According to the fire hose mug thread, which two tools are required for the project?

Excerpt provided:

————————

# Drinking From a Fire Hose



## Uglydog

Now you really can drink from a fire hose!!

Tonight is our fire fighter dance and fundraiser.
Just finished these "coffee" mugs.
Alot Steam Punk for my preference. But, I'm hoping they will score some bids....

These are made from out of service fire hose couplings, with Stainless inserts and lids from coffee mugs my bride found at Goodwill.
I've not seen these before, and came up with the idea while decommissioning the hose.
This is an easy project with really loose tolerances.
If you have a local volunteer fire dept struggling for funding, then you might consider asking for their old couplings and donating some time to make this project.
All it takes is a lathe and a drill press. I elected to TIG the couplings but that wouldn't have been necessary.

Daryl
MN


----------



## francist

I like it!

-frank


----------



## thomas s

Good job.


----------



## MikeWi

I'd love to see a write-up of how you made these.


----------



## dulltool17

Classy, Daryl!


----------



## Superburban

Awesome, let us know how much they fetch.


----------



## Old junk

Pretty cool


----------



## brino

Great project.
Thanks for sharing it!

-brino


----------



## Charles Spencer

Uglydog said:


> Alot Steam Punk for my preference.



Steampunk, yeah.  Having dealt with some fairly ignorant people while buying used or vintage items, there are certain terms that make me think I would be better served looking elsewhere:

Victorian
Art Deco
Shabby Chic
Steampunk
Recently restored

While the first two are legitimate terms they are hardly ever correctly used by somebody who is trying to put lipstick on a pig.  I have found they tend to mean:

Victorian (I think it's really old)
Art Deco (I think it's old but not really old)
Shabby Chic (A piece of junk)
Steampunk (A greasy piece of junk)
Recently restored (I slapped a coat of paint on it)


----------



## Uglydog

I'll chase down the final sell price.

1) Sourced 2.5" couplings.
2) Both all the 2.5" couplings and the stainless liners have wide tolerances. Each of these are different and need to be matched. Not a production set up.
3) Air Chiseled out the brass sedge and removed remaining hose. 
4) Grind off the anodizing and TIG'd the couplings together.
5) Identified which end of the coupling had the longest throat Mounted in a 4jaw, indicated center off the piece closes to the tailstock.
6) Bore a taper. Match the stainless liner, to the couplings.
7) I used 3.75 2024 round stock to make the plug for the base.
8) Cut 1.1inch slabs.
9) Face each side of the 1.1 slab.
10) Turn the OD to match the coupling.
11) Measure the little taper at the end of the coupling.

————————

[Box coordinate listings]
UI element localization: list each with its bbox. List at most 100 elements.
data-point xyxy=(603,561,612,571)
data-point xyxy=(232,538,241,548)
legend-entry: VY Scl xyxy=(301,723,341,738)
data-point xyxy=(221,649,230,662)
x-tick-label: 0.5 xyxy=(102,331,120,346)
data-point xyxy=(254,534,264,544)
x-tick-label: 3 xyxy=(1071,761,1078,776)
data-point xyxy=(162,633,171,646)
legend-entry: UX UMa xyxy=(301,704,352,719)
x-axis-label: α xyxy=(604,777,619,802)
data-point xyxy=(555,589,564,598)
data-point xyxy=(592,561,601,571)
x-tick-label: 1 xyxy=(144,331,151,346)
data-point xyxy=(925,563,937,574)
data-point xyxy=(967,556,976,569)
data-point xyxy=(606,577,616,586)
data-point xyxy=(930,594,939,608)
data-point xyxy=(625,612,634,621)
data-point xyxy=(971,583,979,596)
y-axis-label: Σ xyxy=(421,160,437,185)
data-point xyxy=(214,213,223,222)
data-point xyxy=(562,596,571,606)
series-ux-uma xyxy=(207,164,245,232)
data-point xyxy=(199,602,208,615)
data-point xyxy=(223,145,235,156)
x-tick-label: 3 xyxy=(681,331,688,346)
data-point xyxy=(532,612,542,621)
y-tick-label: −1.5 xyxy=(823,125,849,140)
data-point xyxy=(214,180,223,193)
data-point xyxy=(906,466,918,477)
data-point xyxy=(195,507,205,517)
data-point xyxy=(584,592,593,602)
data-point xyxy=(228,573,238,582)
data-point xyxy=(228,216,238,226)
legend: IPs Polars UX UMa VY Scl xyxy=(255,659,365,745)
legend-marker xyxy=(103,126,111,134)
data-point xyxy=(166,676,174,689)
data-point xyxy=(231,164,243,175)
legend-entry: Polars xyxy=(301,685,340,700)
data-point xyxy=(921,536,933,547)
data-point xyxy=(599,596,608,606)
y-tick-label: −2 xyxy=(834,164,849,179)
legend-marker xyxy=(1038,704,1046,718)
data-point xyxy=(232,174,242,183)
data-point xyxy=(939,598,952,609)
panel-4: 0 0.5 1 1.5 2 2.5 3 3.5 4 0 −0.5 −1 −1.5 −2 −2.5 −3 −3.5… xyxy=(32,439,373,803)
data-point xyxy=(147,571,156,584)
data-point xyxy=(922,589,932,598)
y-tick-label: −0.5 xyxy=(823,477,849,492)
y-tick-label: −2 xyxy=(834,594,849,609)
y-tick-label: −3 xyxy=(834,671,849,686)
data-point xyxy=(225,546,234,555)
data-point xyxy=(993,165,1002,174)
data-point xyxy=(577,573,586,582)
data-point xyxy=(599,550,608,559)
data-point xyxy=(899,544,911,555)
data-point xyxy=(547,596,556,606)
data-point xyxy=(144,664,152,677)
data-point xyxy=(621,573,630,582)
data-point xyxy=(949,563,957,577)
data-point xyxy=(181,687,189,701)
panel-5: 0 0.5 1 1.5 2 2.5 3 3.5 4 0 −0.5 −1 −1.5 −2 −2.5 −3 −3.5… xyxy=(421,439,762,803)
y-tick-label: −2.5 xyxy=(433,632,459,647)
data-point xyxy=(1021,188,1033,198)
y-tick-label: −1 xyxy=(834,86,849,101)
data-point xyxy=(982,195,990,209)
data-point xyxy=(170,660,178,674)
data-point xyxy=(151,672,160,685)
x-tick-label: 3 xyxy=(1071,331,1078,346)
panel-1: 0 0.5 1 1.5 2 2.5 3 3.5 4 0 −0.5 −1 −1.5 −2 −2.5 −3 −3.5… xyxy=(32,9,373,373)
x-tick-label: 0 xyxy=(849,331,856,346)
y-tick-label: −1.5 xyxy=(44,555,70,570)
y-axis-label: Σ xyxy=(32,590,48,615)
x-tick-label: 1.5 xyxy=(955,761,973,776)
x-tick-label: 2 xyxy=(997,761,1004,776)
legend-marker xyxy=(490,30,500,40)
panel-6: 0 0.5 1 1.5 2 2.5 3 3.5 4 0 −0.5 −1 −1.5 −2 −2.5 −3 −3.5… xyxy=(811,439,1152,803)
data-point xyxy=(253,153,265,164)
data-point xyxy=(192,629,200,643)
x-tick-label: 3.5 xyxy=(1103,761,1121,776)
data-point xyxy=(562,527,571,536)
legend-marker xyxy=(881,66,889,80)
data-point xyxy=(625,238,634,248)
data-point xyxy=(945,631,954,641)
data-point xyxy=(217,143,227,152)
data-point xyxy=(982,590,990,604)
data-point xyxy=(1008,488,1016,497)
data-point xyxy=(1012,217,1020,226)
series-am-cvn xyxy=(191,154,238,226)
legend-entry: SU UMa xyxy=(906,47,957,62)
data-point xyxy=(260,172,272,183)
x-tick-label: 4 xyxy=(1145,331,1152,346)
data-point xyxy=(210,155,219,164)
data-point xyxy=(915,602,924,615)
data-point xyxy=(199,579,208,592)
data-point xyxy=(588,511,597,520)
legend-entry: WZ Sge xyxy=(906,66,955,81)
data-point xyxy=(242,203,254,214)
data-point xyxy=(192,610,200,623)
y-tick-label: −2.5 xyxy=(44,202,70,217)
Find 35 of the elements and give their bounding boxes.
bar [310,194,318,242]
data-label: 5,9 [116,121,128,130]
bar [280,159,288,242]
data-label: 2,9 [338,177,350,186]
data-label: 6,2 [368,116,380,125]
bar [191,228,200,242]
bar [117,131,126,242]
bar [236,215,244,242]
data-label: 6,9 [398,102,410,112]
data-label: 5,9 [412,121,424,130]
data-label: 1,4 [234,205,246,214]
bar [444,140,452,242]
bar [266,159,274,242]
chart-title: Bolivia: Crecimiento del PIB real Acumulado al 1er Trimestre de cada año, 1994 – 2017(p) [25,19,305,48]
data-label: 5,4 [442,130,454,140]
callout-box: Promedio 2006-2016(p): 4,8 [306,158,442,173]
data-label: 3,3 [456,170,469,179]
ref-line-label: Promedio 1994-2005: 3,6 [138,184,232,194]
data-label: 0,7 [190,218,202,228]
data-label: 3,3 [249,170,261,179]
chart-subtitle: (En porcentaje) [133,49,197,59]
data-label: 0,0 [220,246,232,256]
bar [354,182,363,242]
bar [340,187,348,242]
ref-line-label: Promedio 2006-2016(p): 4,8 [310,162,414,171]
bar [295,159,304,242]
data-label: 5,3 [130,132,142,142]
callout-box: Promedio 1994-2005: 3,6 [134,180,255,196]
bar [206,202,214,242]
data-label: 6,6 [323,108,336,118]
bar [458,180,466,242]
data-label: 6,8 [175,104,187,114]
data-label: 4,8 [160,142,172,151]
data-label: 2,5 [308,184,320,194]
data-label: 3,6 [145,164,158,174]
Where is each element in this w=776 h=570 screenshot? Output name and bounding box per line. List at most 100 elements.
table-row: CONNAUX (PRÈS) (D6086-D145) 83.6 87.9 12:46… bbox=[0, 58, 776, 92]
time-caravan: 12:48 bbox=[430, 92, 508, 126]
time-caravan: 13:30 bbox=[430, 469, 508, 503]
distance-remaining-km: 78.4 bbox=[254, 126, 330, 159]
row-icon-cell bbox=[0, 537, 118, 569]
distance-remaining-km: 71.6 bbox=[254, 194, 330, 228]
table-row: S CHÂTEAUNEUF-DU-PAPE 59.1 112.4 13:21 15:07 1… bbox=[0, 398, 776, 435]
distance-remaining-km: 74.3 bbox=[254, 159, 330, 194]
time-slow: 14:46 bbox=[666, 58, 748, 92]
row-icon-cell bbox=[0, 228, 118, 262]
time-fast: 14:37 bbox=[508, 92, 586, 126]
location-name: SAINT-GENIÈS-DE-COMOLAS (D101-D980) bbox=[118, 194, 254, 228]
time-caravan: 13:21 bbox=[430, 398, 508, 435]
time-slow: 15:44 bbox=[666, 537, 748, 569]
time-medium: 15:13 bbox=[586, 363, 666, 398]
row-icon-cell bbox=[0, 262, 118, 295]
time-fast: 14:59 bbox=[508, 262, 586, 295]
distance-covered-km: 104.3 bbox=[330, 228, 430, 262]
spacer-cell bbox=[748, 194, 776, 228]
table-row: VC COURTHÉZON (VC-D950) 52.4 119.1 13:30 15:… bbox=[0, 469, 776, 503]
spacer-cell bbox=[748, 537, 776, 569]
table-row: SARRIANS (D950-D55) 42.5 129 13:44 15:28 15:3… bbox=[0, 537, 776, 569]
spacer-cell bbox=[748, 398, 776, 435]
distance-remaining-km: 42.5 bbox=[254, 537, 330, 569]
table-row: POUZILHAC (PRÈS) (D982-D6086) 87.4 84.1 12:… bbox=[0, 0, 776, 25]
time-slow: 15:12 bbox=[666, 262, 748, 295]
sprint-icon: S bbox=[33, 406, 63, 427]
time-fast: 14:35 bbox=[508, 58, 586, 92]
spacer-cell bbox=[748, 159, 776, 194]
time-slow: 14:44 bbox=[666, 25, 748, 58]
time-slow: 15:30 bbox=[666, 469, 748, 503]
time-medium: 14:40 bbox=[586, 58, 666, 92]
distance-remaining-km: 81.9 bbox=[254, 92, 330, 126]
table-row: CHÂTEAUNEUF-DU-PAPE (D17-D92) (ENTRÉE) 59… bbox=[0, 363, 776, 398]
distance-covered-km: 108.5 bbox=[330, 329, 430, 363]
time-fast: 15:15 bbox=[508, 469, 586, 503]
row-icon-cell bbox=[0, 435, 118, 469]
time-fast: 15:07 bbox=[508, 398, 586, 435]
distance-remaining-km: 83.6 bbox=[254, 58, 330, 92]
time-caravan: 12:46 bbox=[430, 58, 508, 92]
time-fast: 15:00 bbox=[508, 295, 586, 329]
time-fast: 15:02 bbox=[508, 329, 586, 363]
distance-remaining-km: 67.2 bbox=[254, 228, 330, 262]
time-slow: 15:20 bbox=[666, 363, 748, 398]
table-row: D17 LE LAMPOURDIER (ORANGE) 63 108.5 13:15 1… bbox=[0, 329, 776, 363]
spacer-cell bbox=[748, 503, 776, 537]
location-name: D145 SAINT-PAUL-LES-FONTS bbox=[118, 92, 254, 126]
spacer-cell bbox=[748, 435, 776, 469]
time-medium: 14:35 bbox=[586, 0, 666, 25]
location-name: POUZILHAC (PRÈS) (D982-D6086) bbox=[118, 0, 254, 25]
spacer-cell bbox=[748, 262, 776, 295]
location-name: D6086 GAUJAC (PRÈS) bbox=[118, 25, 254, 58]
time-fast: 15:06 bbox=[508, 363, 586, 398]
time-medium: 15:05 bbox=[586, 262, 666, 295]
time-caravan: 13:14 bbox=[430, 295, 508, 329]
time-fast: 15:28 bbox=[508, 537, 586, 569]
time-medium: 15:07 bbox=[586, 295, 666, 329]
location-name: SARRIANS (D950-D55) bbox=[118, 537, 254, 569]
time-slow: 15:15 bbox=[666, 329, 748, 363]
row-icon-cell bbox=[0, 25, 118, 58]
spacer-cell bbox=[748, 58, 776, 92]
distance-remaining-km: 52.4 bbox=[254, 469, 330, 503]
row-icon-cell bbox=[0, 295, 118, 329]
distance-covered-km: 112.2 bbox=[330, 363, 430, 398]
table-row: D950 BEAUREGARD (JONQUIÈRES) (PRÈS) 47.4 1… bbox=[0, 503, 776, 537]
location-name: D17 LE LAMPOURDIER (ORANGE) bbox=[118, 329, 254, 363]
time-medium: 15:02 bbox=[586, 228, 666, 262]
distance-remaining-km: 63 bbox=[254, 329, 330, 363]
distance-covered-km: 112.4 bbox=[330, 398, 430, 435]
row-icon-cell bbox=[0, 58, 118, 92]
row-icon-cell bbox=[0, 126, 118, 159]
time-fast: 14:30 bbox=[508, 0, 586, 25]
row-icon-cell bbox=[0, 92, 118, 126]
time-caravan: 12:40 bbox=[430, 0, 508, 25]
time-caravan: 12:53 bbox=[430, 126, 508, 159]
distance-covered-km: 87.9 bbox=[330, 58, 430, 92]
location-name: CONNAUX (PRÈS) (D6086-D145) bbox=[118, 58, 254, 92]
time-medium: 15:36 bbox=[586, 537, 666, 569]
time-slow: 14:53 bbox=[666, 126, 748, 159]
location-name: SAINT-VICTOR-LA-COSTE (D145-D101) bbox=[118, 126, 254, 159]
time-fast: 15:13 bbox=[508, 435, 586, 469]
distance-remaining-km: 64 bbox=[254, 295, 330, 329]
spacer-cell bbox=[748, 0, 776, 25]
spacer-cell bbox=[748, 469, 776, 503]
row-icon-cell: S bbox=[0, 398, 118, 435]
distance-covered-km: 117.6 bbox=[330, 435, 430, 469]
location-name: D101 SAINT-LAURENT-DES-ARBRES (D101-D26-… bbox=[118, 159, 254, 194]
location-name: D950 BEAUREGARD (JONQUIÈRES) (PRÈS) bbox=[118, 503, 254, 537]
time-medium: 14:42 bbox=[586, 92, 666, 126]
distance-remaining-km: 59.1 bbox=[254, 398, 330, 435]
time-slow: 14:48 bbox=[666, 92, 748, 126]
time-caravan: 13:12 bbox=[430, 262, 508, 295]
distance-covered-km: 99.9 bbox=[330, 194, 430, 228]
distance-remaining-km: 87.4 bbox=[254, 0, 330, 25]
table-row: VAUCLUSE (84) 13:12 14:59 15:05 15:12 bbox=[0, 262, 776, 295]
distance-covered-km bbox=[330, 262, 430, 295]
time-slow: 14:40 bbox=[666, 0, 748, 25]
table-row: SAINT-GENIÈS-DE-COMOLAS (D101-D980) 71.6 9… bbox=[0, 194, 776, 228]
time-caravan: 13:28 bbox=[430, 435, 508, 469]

————————

Task response:
A lathe and a drill press.